Dataset excerpts:
━━━━━━━━━━━━━━━━━━━━

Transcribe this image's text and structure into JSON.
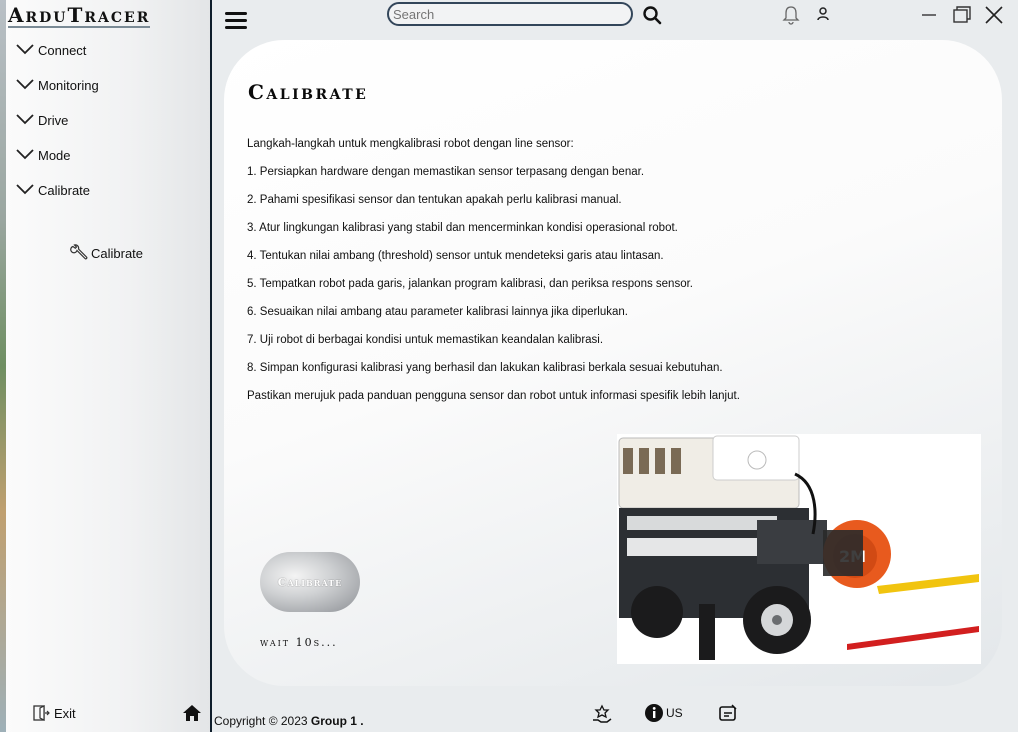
{
  "app": {
    "name": "ArduTracer"
  },
  "sidebar": {
    "items": [
      {
        "label": "Connect"
      },
      {
        "label": "Monitoring"
      },
      {
        "label": "Drive"
      },
      {
        "label": "Mode"
      },
      {
        "label": "Calibrate"
      }
    ],
    "sub_item": {
      "label": "Calibrate",
      "icon": "wrench-icon"
    },
    "exit_label": "Exit"
  },
  "topbar": {
    "search_placeholder": "Search"
  },
  "main": {
    "title": "Calibrate",
    "intro": "Langkah-langkah untuk mengkalibrasi robot dengan line sensor:",
    "steps": [
      "1. Persiapkan hardware dengan memastikan sensor terpasang dengan benar.",
      "2. Pahami spesifikasi sensor dan tentukan apakah perlu kalibrasi manual.",
      "3. Atur lingkungan kalibrasi yang stabil dan mencerminkan kondisi operasional robot.",
      "4. Tentukan nilai ambang (threshold) sensor untuk mendeteksi garis atau lintasan.",
      "5. Tempatkan robot pada garis, jalankan program kalibrasi, dan periksa respons sensor.",
      "6. Sesuaikan nilai ambang atau parameter kalibrasi lainnya jika diperlukan.",
      "7. Uji robot di berbagai kondisi untuk memastikan keandalan kalibrasi.",
      "8. Simpan konfigurasi kalibrasi yang berhasil dan lakukan kalibrasi berkala sesuai kebutuhan."
    ],
    "note": "Pastikan merujuk pada panduan pengguna sensor dan robot untuk informasi spesifik lebih lanjut.",
    "calibrate_button": "Calibrate",
    "wait_text": "wait 10s...",
    "tape_label": "2M"
  },
  "footer": {
    "copyright": "Copyright © 2023 ",
    "group": "Group 1 .",
    "us_label": "US"
  }
}
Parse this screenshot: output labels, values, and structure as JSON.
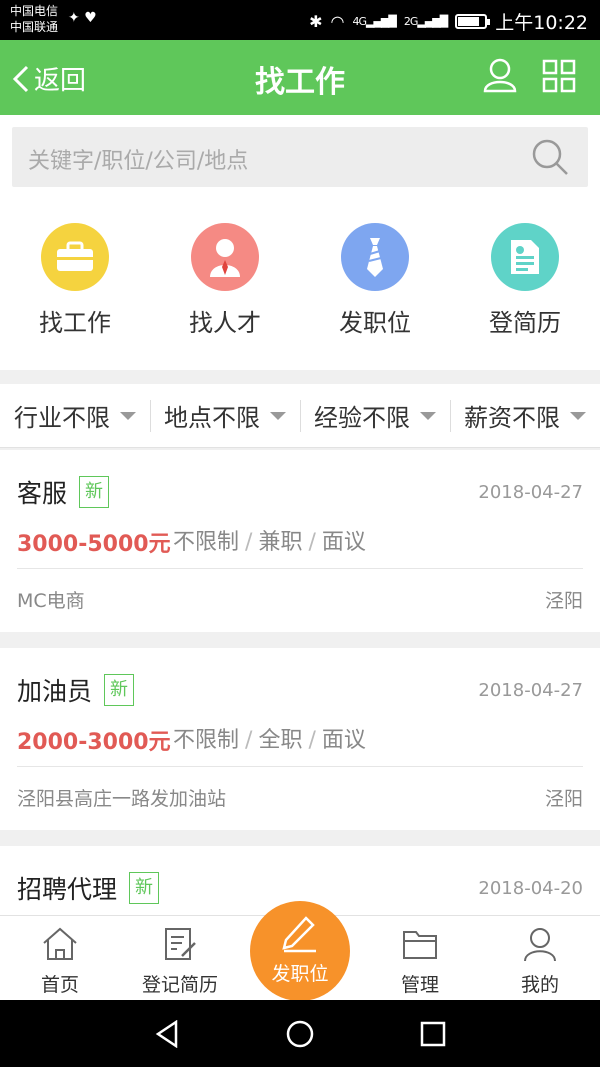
{
  "status_bar": {
    "carrier_1": "中国电信",
    "carrier_2": "中国联通",
    "net_1": "4G",
    "net_2": "2G",
    "time": "上午10:22"
  },
  "header": {
    "back_label": "返回",
    "title": "找工作",
    "bg_color": "#5fc75a"
  },
  "search": {
    "placeholder": "关键字/职位/公司/地点"
  },
  "quick_actions": [
    {
      "label": "找工作",
      "icon": "briefcase-icon",
      "color": "#f5d33f"
    },
    {
      "label": "找人才",
      "icon": "person-icon",
      "color": "#f58a84"
    },
    {
      "label": "发职位",
      "icon": "tie-icon",
      "color": "#7ea6f0"
    },
    {
      "label": "登简历",
      "icon": "resume-icon",
      "color": "#5fd3c8"
    }
  ],
  "filters": [
    {
      "label": "行业不限"
    },
    {
      "label": "地点不限"
    },
    {
      "label": "经验不限"
    },
    {
      "label": "薪资不限"
    }
  ],
  "jobs": [
    {
      "title": "客服",
      "badge": "新",
      "date": "2018-04-27",
      "salary": "3000-5000元",
      "req": "不限制",
      "type": "兼职",
      "pay": "面议",
      "company": "MC电商",
      "location": "泾阳"
    },
    {
      "title": "加油员",
      "badge": "新",
      "date": "2018-04-27",
      "salary": "2000-3000元",
      "req": "不限制",
      "type": "全职",
      "pay": "面议",
      "company": "泾阳县高庄一路发加油站",
      "location": "泾阳"
    },
    {
      "title": "招聘代理",
      "badge": "新",
      "date": "2018-04-20"
    }
  ],
  "separator": "/",
  "bottom_nav": [
    {
      "label": "首页",
      "icon": "home-icon"
    },
    {
      "label": "登记简历",
      "icon": "edit-doc-icon"
    },
    {
      "label": "发职位",
      "icon": "pencil-icon"
    },
    {
      "label": "管理",
      "icon": "folder-icon"
    },
    {
      "label": "我的",
      "icon": "user-icon"
    }
  ],
  "colors": {
    "accent_green": "#5fc75a",
    "salary_red": "#e15a55",
    "post_orange": "#f7922a"
  }
}
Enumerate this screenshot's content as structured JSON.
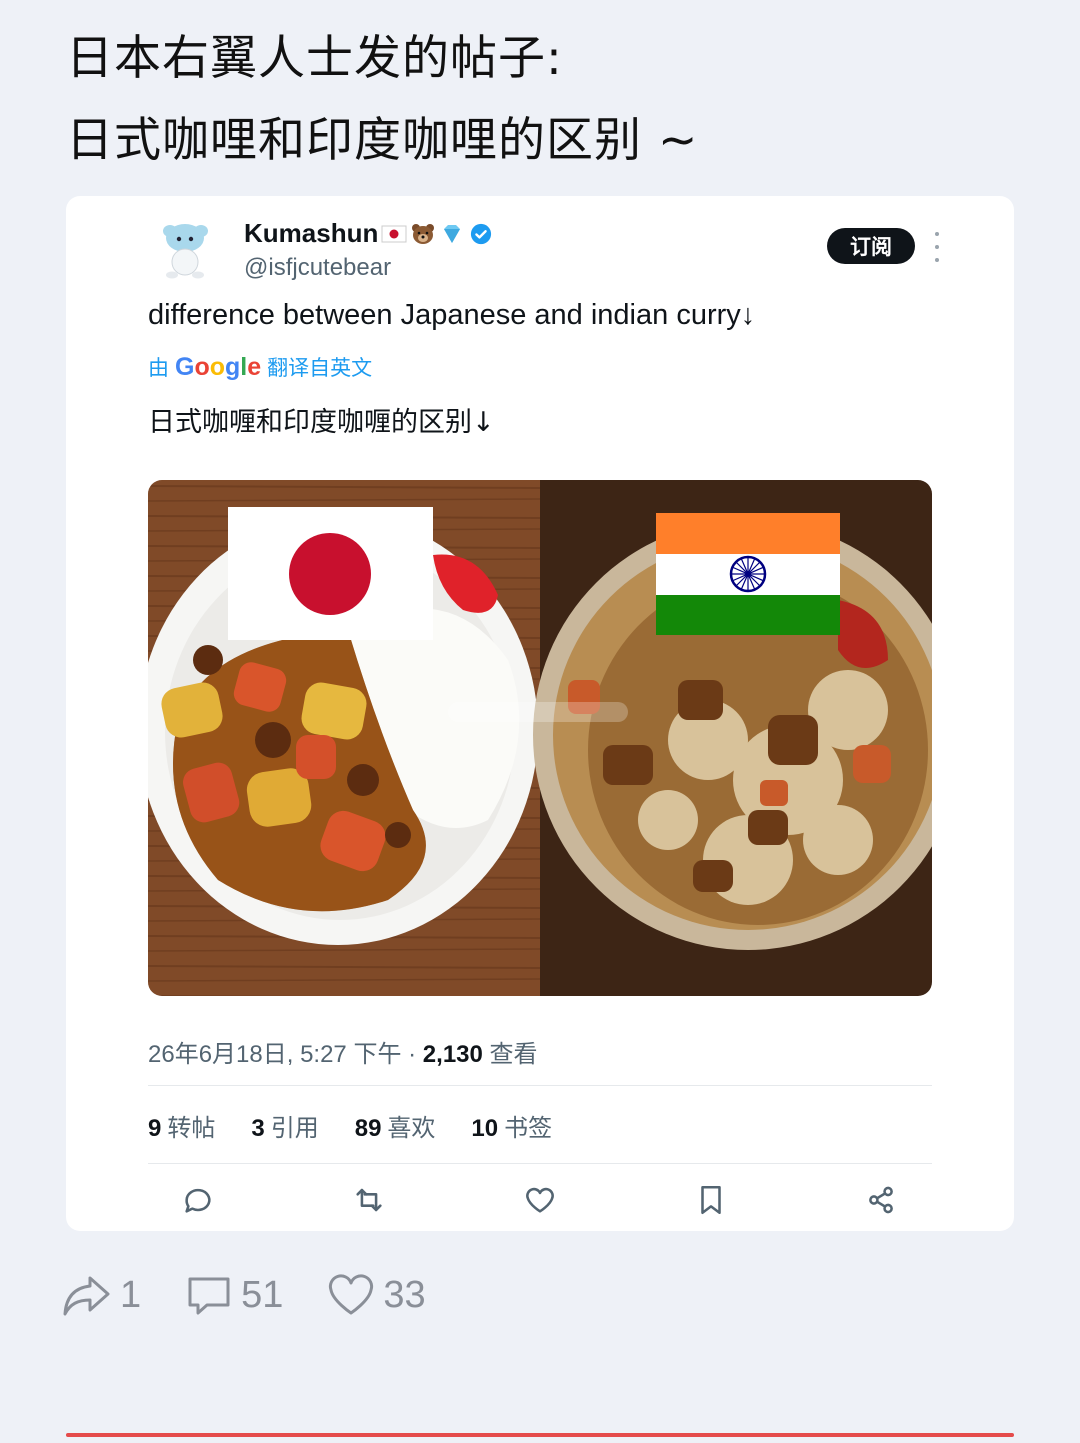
{
  "post": {
    "title_line1": "日本右翼人士发的帖子:",
    "title_line2": "日式咖哩和印度咖哩的区别 ~"
  },
  "tweet": {
    "display_name": "Kumashun",
    "handle": "@isfjcutebear",
    "subscribe_label": "订阅",
    "text": "difference between Japanese and indian curry↓",
    "translated_prefix": "由",
    "translated_brand": "Google",
    "translated_suffix": "翻译自英文",
    "translated_text": "日式咖喱和印度咖喱的区别↓",
    "timestamp": "26年6月18日, 5:27 下午 ·",
    "views_count": "2,130",
    "views_label": "查看",
    "stats": [
      {
        "count": "9",
        "label": "转帖"
      },
      {
        "count": "3",
        "label": "引用"
      },
      {
        "count": "89",
        "label": "喜欢"
      },
      {
        "count": "10",
        "label": "书签"
      }
    ]
  },
  "bottom_actions": {
    "share_count": "1",
    "comment_count": "51",
    "like_count": "33"
  },
  "colors": {
    "accent": "#1d9bf0",
    "japan_red": "#c8102e",
    "india_saffron": "#ff7f2a",
    "india_green": "#138808",
    "chakra": "#000080",
    "bottom_line": "#e54b4b"
  },
  "icons": [
    "reply-icon",
    "retweet-icon",
    "like-icon",
    "bookmark-icon",
    "share-icon",
    "forward-icon",
    "comment-icon",
    "heart-icon",
    "verified-icon"
  ]
}
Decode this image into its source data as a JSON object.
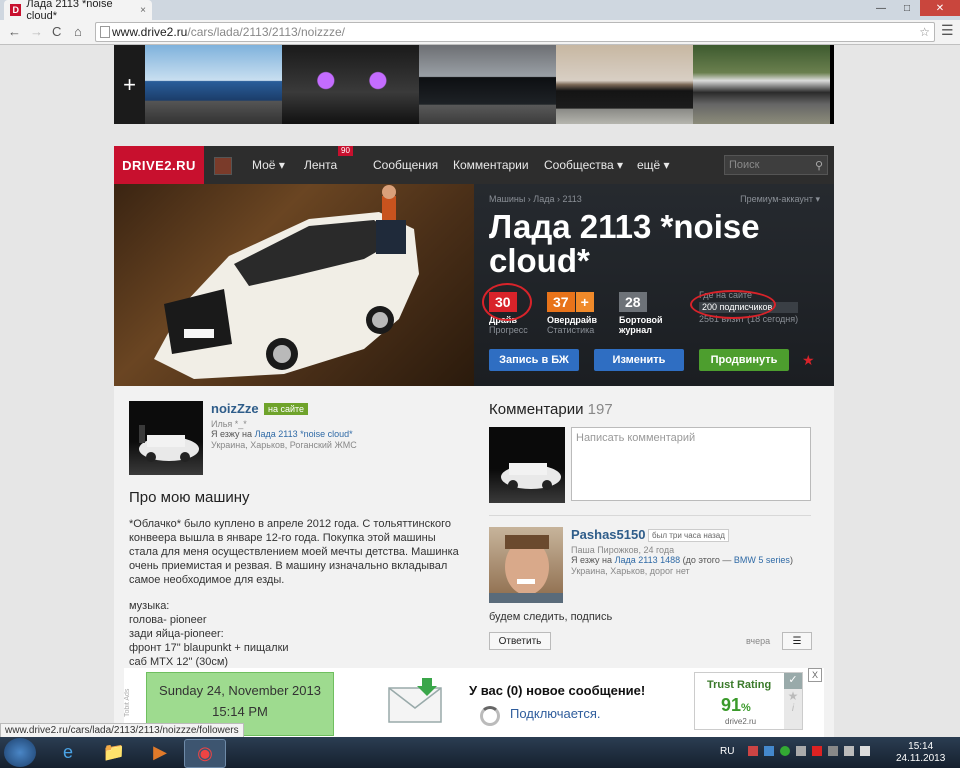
{
  "browser": {
    "tab_title": "Лада 2113 *noise cloud*",
    "tab_favicon": "D",
    "tab_close": "×",
    "url_host": "www.drive2.ru",
    "url_path": "/cars/lada/2113/2113/noizzze/",
    "nav_back": "←",
    "nav_forward": "→",
    "nav_reload": "C",
    "nav_home": "⌂",
    "status_url": "www.drive2.ru/cars/lada/2113/2113/noizzze/followers"
  },
  "site": {
    "logo": "DRIVE2.RU",
    "nav": [
      "Моё ▾",
      "Лента",
      "Сообщения",
      "Комментарии",
      "Сообщества ▾",
      "ещё ▾"
    ],
    "feed_badge": "90",
    "search_placeholder": "Поиск",
    "strip_plus": "+"
  },
  "car": {
    "breadcrumb": "Машины › Лада › 2113",
    "premium": "Премиум-аккаунт ▾",
    "title": "Лада 2113 *noise cloud*",
    "stats": {
      "drive_value": "30",
      "drive_label": "Драйв",
      "drive_sub": "Прогресс",
      "overdrive_value": "37",
      "overdrive_plus": "+",
      "overdrive_label": "Овердрайв",
      "overdrive_sub": "Статистика",
      "log_value": "28",
      "log_label": "Бортовой",
      "log_label2": "журнал",
      "online": "Где на сайте",
      "followers": "200 подписчиков",
      "visits": "2561 визит (18 сегодня)"
    },
    "buttons": {
      "log_entry": "Запись в БЖ",
      "edit": "Изменить",
      "promote": "Продвинуть"
    }
  },
  "owner": {
    "name": "noizZze",
    "status": "на сайте",
    "real_name": "Илья *_*",
    "drives_prefix": "Я езжу на",
    "drives_car": "Лада 2113 *noise cloud*",
    "location": "Украина, Харьков, Роганский ЖМС"
  },
  "about": {
    "heading": "Про мою машину",
    "text": "*Облачко* было куплено в апреле 2012 года. С тольяттинского конвеера вышла в январе 12-го года. Покупка этой машины стала для меня осуществлением моей мечты детства. Машинка очень приемистая и резвая. В машину изначально вкладывал самое необходимое для езды.",
    "music": [
      "музыка:",
      "голова- pioneer",
      "зади яйца-pioneer:",
      "фронт 17\" blaupunkt + пищалки",
      "саб MTX 12\" (30см)"
    ]
  },
  "comments": {
    "heading": "Комментарии",
    "count": "197",
    "placeholder": "Написать комментарий",
    "item": {
      "author": "Pashas5150",
      "ago": "был три часа назад",
      "meta": "Паша Пирожков, 24 года",
      "drives_prefix": "Я езжу на",
      "drives_car": "Лада 2113 1488",
      "drives_mid": "(до этого —",
      "drives_prev": "BMW 5 series",
      "drives_end": ")",
      "location": "Украина, Харьков, дорог нет",
      "text": "будем следить, подпись",
      "reply": "Ответить",
      "when": "вчера",
      "menu": "☰"
    }
  },
  "ad": {
    "label": "Tobit Ads",
    "date": "Sunday 24, November 2013",
    "time": "15:14 PM",
    "message": "У вас (0) новое сообщение!",
    "connecting": "Подключается.",
    "trust_title": "Trust Rating",
    "trust_value": "91",
    "trust_unit": "%",
    "trust_site": "drive2.ru",
    "close": "X"
  },
  "taskbar": {
    "lang": "RU",
    "time": "15:14",
    "date": "24.11.2013"
  }
}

━━━━━━━━━━━━━━━━━━━━

- GIVEN REQUEST: Using the records above, pull out each line where the word "into" occurs.

- IN RESPONSE:
Transcribe this image's text and structure into JSON.
Decode this image into its source data as a JSON object.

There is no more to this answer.